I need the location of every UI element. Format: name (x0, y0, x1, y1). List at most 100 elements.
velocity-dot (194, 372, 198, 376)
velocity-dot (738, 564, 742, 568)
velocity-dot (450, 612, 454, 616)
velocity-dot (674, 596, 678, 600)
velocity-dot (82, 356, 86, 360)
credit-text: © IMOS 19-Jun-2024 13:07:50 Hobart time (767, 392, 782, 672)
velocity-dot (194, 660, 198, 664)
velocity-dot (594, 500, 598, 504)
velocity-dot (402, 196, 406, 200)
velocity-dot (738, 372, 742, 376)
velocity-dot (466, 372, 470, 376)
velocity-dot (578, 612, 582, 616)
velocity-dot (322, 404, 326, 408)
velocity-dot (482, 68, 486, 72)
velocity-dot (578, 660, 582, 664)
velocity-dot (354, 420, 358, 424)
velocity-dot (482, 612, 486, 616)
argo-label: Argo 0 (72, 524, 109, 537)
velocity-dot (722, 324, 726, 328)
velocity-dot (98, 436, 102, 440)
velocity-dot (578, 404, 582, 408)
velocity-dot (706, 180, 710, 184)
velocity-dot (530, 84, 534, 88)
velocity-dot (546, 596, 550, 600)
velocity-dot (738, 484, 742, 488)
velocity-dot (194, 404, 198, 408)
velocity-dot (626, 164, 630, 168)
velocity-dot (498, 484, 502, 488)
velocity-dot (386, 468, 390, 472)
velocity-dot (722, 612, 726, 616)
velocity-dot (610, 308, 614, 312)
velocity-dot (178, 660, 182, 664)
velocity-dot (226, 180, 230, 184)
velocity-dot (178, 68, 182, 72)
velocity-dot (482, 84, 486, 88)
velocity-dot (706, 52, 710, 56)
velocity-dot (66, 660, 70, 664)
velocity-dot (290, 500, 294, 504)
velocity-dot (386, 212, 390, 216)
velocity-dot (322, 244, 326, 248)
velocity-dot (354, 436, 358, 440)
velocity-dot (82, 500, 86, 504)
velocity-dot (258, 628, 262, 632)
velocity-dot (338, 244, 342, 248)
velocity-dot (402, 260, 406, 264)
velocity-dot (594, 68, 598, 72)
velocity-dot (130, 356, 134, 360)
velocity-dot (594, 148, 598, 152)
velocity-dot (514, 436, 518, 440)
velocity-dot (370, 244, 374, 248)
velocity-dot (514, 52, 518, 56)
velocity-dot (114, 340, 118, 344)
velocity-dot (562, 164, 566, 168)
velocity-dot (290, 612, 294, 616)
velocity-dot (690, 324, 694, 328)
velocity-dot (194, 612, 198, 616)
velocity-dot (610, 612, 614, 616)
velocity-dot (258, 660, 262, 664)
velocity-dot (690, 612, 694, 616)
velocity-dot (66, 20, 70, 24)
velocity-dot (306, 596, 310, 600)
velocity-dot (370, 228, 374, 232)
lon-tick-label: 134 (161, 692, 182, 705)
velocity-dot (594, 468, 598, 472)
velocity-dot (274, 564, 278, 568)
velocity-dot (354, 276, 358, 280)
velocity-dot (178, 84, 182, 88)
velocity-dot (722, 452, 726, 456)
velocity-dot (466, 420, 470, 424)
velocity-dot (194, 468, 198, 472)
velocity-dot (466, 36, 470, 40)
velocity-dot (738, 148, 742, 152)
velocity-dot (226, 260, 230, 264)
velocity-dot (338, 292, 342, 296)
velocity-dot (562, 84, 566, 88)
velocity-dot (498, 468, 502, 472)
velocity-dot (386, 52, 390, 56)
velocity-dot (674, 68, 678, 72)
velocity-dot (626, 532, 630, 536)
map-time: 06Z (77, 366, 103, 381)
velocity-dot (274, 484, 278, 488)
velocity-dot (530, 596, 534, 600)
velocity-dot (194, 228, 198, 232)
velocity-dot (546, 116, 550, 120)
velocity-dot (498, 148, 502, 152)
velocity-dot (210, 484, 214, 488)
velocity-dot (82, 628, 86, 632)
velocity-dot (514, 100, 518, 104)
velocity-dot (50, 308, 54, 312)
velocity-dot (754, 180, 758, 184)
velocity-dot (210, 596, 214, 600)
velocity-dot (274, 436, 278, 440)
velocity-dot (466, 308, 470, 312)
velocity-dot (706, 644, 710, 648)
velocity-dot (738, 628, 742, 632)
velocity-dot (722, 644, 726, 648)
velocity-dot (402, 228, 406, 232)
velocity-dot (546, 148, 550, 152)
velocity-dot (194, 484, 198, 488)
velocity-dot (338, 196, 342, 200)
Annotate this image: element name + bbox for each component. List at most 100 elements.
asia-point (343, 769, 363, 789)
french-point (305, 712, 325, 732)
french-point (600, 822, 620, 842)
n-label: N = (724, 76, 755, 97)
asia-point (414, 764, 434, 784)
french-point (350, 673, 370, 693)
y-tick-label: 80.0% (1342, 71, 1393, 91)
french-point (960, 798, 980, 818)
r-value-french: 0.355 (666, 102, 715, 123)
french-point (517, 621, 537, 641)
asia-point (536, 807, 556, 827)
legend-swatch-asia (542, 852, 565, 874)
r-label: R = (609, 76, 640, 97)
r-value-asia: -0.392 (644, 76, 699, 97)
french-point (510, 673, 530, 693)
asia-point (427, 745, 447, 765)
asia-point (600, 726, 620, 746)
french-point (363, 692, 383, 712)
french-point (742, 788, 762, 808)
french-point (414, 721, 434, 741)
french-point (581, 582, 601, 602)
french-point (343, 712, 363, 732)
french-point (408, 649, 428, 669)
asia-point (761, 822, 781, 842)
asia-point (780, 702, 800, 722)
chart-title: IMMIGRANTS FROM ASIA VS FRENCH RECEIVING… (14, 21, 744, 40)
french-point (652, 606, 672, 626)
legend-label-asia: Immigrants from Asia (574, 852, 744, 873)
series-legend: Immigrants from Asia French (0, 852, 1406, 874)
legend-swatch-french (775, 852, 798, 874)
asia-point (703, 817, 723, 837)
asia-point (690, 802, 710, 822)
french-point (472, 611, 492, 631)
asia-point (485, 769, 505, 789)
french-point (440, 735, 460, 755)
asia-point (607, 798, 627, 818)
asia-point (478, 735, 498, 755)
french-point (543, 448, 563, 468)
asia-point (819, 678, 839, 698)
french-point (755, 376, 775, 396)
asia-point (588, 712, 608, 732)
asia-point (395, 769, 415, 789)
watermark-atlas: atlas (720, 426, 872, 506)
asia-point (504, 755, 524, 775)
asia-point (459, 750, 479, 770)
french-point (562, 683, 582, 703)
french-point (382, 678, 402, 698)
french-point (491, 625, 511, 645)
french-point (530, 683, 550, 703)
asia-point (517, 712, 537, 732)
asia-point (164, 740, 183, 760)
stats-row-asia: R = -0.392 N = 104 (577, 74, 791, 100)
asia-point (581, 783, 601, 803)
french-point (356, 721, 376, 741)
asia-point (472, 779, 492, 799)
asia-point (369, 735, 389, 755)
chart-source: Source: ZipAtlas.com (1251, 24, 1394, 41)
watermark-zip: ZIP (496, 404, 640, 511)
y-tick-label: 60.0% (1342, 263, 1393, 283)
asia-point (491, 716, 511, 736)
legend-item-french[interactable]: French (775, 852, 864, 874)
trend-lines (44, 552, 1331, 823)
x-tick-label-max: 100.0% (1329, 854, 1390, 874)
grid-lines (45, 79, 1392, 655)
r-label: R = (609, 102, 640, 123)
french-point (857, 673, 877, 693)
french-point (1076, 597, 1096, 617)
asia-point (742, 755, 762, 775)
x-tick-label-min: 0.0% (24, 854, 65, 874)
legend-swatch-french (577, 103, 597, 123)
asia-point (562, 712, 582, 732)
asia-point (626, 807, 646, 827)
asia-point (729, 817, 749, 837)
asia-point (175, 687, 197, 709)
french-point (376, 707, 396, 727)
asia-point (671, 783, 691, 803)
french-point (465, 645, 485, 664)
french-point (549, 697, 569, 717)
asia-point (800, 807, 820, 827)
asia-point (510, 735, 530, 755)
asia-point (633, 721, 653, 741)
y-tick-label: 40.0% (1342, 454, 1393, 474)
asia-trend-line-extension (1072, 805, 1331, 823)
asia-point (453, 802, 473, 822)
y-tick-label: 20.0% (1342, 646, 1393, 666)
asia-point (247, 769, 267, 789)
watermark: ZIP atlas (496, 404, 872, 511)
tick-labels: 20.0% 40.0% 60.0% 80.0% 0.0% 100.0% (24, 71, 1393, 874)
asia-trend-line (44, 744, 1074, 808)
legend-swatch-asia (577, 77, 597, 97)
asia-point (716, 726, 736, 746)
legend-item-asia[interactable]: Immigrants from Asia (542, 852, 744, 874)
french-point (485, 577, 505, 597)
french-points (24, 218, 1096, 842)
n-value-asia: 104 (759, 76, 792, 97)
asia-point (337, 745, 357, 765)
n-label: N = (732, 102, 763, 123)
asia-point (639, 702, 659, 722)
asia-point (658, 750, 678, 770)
***
→ Required work
State how many lines in the items contain the word "elements". Give only the number.

→ Result of the exercise
2